• _Dataset excerpt_:
· · · · · · ·
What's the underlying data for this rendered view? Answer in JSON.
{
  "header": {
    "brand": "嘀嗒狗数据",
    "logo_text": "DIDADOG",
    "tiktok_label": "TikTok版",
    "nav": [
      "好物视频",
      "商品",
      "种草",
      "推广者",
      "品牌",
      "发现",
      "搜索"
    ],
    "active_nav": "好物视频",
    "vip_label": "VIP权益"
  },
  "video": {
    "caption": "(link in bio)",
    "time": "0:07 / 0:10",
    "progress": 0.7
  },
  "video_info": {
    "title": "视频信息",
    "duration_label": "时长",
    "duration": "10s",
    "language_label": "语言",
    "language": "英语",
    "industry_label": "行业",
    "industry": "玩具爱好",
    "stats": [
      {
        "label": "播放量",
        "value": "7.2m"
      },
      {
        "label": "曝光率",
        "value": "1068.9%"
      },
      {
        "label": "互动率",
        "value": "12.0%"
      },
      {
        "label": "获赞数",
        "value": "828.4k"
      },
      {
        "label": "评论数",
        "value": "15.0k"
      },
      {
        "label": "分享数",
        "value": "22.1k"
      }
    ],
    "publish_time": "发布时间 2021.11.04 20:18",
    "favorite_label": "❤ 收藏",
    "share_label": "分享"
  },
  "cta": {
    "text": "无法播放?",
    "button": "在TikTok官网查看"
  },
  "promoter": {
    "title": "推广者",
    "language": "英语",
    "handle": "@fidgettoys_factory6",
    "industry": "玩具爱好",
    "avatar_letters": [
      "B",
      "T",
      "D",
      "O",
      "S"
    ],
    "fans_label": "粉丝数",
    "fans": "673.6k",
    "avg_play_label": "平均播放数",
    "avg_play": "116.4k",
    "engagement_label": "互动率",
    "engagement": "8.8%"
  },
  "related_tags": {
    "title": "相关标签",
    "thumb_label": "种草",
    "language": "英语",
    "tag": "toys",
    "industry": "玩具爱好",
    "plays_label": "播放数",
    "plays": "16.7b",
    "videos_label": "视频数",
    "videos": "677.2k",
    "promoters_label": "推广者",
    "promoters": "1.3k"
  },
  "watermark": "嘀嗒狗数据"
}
· · · · · · ·
• _Given problem_: Restate each record word for word.

• _Correct response_:
What's the underlying data for this rendered view? Answer in JSON.
{
  "header": {
    "brand": "嘀嗒狗数据",
    "logo_text": "DIDADOG",
    "tiktok_label": "TikTok版",
    "nav": [
      "好物视频",
      "商品",
      "种草",
      "推广者",
      "品牌",
      "发现",
      "搜索"
    ],
    "active_nav": "好物视频",
    "vip_label": "VIP权益"
  },
  "video": {
    "caption": "(link in bio)",
    "time": "0:07 / 0:10",
    "progress": 0.7
  },
  "video_info": {
    "title": "视频信息",
    "duration_label": "时长",
    "duration": "10s",
    "language_label": "语言",
    "language": "英语",
    "industry_label": "行业",
    "industry": "玩具爱好",
    "stats": [
      {
        "label": "播放量",
        "value": "7.2m"
      },
      {
        "label": "曝光率",
        "value": "1068.9%"
      },
      {
        "label": "互动率",
        "value": "12.0%"
      },
      {
        "label": "获赞数",
        "value": "828.4k"
      },
      {
        "label": "评论数",
        "value": "15.0k"
      },
      {
        "label": "分享数",
        "value": "22.1k"
      }
    ],
    "publish_time": "发布时间 2021.11.04 20:18",
    "favorite_label": "❤ 收藏",
    "share_label": "分享"
  },
  "cta": {
    "text": "无法播放?",
    "button": "在TikTok官网查看"
  },
  "promoter": {
    "title": "推广者",
    "language": "英语",
    "handle": "@fidgettoys_factory6",
    "industry": "玩具爱好",
    "avatar_letters": [
      "B",
      "T",
      "D",
      "O",
      "S"
    ],
    "fans_label": "粉丝数",
    "fans": "673.6k",
    "avg_play_label": "平均播放数",
    "avg_play": "116.4k",
    "engagement_label": "互动率",
    "engagement": "8.8%"
  },
  "related_tags": {
    "title": "相关标签",
    "thumb_label": "种草",
    "language": "英语",
    "tag": "toys",
    "industry": "玩具爱好",
    "plays_label": "播放数",
    "plays": "16.7b",
    "videos_label": "视频数",
    "videos": "677.2k",
    "promoters_label": "推广者",
    "promoters": "1.3k"
  },
  "watermark": "嘀嗒狗数据"
}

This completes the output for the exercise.